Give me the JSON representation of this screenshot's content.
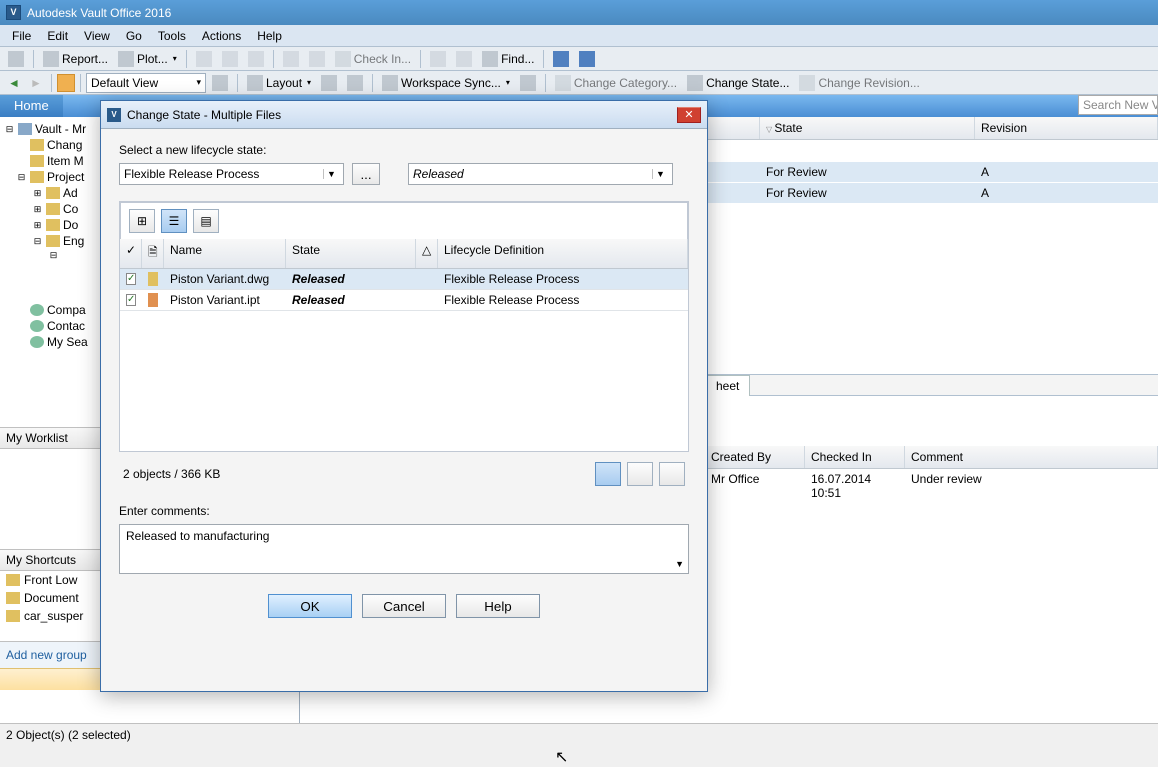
{
  "app": {
    "title": "Autodesk Vault Office 2016"
  },
  "menu": [
    "File",
    "Edit",
    "View",
    "Go",
    "Tools",
    "Actions",
    "Help"
  ],
  "toolbar1": {
    "report": "Report...",
    "plot": "Plot...",
    "checkin": "Check In...",
    "find": "Find..."
  },
  "toolbar2": {
    "view": "Default View",
    "layout": "Layout",
    "workspace": "Workspace Sync...",
    "change_category": "Change Category...",
    "change_state": "Change State...",
    "change_revision": "Change Revision..."
  },
  "home_tab": "Home",
  "search_placeholder": "Search New Va",
  "tree": {
    "root": "Vault - Mr",
    "items": [
      "Chang",
      "Item M",
      "Project",
      "Ad",
      "Co",
      "Do",
      "Eng"
    ],
    "searches": [
      "Compa",
      "Contac",
      "My Sea"
    ]
  },
  "worklist_hdr": "My Worklist",
  "shortcuts_hdr": "My Shortcuts",
  "shortcuts": [
    "Front Low",
    "Document",
    "car_susper"
  ],
  "add_group": "Add new group",
  "main_grid": {
    "cols": {
      "state": "State",
      "revision": "Revision"
    },
    "rows": [
      {
        "state": "For Review",
        "revision": "A"
      },
      {
        "state": "For Review",
        "revision": "A"
      }
    ]
  },
  "detail_tab": "heet",
  "detail_cols": {
    "createdby": "Created By",
    "checkedin": "Checked In",
    "comment": "Comment"
  },
  "detail_row": {
    "createdby": "Mr Office",
    "checkedin": "16.07.2014 10:51",
    "comment": "Under review"
  },
  "status": "2 Object(s) (2 selected)",
  "dialog": {
    "title": "Change State - Multiple Files",
    "label_select": "Select a new lifecycle state:",
    "lifecycle": "Flexible Release Process",
    "state": "Released",
    "ellipsis": "...",
    "grid": {
      "cols": {
        "chk": "✓",
        "name": "Name",
        "state": "State",
        "warn": "△",
        "def": "Lifecycle Definition"
      },
      "rows": [
        {
          "name": "Piston Variant.dwg",
          "state": "Released",
          "def": "Flexible Release Process"
        },
        {
          "name": "Piston Variant.ipt",
          "state": "Released",
          "def": "Flexible Release Process"
        }
      ]
    },
    "summary": "2 objects / 366 KB",
    "comments_label": "Enter comments:",
    "comments_value": "Released to manufacturing",
    "buttons": {
      "ok": "OK",
      "cancel": "Cancel",
      "help": "Help"
    }
  }
}
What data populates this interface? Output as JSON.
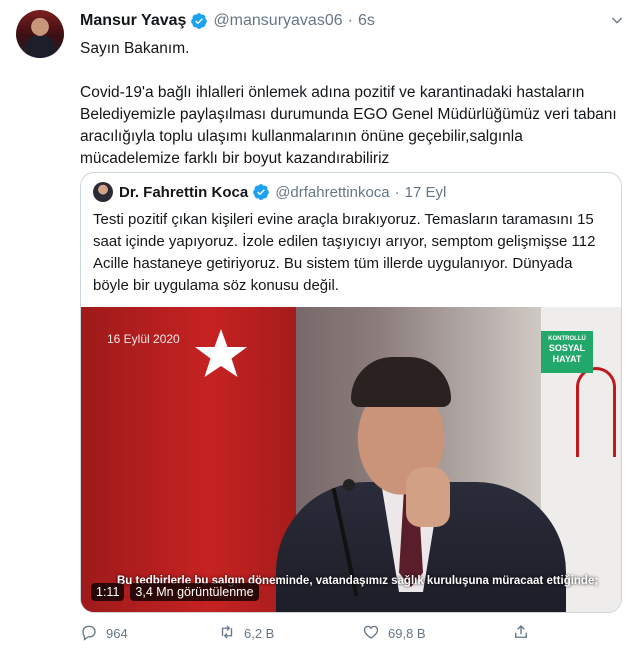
{
  "tweet": {
    "author_name": "Mansur Yavaş",
    "author_handle": "@mansuryavas06",
    "separator": "·",
    "time": "6s",
    "text": "Sayın Bakanım.\n\nCovid-19'a bağlı  ihlalleri önlemek adına pozitif ve karantinadaki hastaların Belediyemizle paylaşılması durumunda EGO Genel Müdürlüğümüz veri tabanı aracılığıyla toplu ulaşımı kullanmalarının önüne geçebilir,salgınla mücadelemize farklı bir boyut kazandırabiliriz"
  },
  "quoted": {
    "author_name": "Dr. Fahrettin Koca",
    "author_handle": "@drfahrettinkoca",
    "separator": "·",
    "time": "17 Eyl",
    "text": "Testi pozitif çıkan kişileri evine araçla bırakıyoruz. Temasların taramasını 15 saat içinde yapıyoruz. İzole edilen taşıyıcıyı arıyor, semptom gelişmişse 112 Acille hastaneye getiriyoruz. Bu sistem tüm illerde uygulanıyor. Dünyada böyle bir uygulama söz konusu değil.",
    "video": {
      "date_overlay": "16 Eylül 2020",
      "badge_line1": "KONTROLLÜ",
      "badge_line2": "SOSYAL",
      "badge_line3": "HAYAT",
      "subtitle": "Bu tedbirlerle bu salgın döneminde, vatandaşımız sağlık kuruluşuna müracaat ettiğinde;",
      "duration": "1:11",
      "views": "3,4 Mn görüntülenme"
    }
  },
  "actions": {
    "replies": "964",
    "retweets": "6,2 B",
    "likes": "69,8 B"
  },
  "icons": {
    "verified": "verified-badge-icon",
    "caret": "chevron-down-icon",
    "reply": "reply-icon",
    "retweet": "retweet-icon",
    "like": "heart-icon",
    "share": "share-icon"
  },
  "colors": {
    "verified": "#1da1f2",
    "muted": "#657786",
    "border": "#ccd6dd"
  }
}
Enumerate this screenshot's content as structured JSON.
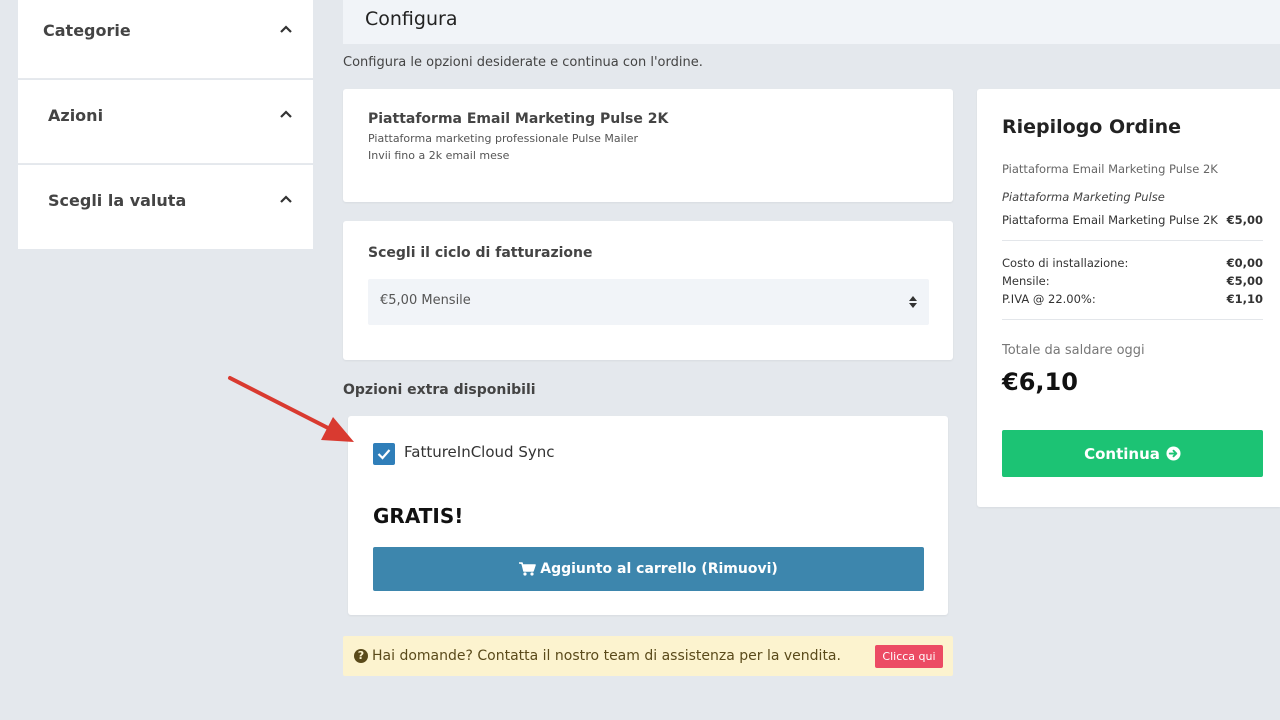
{
  "sidebar": {
    "panels": [
      {
        "title": "Categorie"
      },
      {
        "title": "Azioni"
      },
      {
        "title": "Scegli la valuta"
      }
    ]
  },
  "header": {
    "title": "Configura"
  },
  "subtitle": "Configura le opzioni desiderate e continua con l'ordine.",
  "product": {
    "name": "Piattaforma Email Marketing Pulse 2K",
    "desc_line1": "Piattaforma marketing professionale Pulse Mailer",
    "desc_line2": "Invii fino a 2k email mese"
  },
  "billing": {
    "label": "Scegli il ciclo di fatturazione",
    "selected": "€5,00 Mensile"
  },
  "extras": {
    "title": "Opzioni extra disponibili",
    "addon_name": "FattureInCloud Sync",
    "addon_checked": true,
    "price_label": "GRATIS!",
    "button_label": "Aggiunto al carrello (Rimuovi)"
  },
  "help": {
    "text": "Hai domande? Contatta il nostro team di assistenza per la vendita.",
    "button_label": "Clicca qui"
  },
  "summary": {
    "title": "Riepilogo Ordine",
    "product_name": "Piattaforma Email Marketing Pulse 2K",
    "group_name": "Piattaforma Marketing Pulse",
    "item": {
      "label": "Piattaforma Email Marketing Pulse 2K",
      "value": "€5,00"
    },
    "setup": {
      "label": "Costo di installazione:",
      "value": "€0,00"
    },
    "monthly": {
      "label": "Mensile:",
      "value": "€5,00"
    },
    "tax": {
      "label": "P.IVA @ 22.00%:",
      "value": "€1,10"
    },
    "total_label": "Totale da saldare oggi",
    "total_value": "€6,10",
    "continue_label": "Continua"
  },
  "colors": {
    "continue_button": "#1cc374",
    "cart_button": "#3d86ad",
    "checkbox": "#2f7eb9",
    "help_bg": "#fcf3cf",
    "help_button": "#ec4b64",
    "annotation_arrow": "#d93a30"
  },
  "icons": {
    "sidebar_chevron": "chevron-up-icon",
    "select": "sort-icon",
    "checkbox": "check-icon",
    "cart": "cart-icon",
    "help": "question-circle-icon",
    "continue": "arrow-circle-right-icon"
  }
}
———
:: WORK INSTRUCTIONS ::
Out of the material above, select every line that holds the string "checkedin".

:: COMPLETED EXERCISE ::
    "checkedin": "Checked In",
    "checkedin": "16.07.2014 10:51",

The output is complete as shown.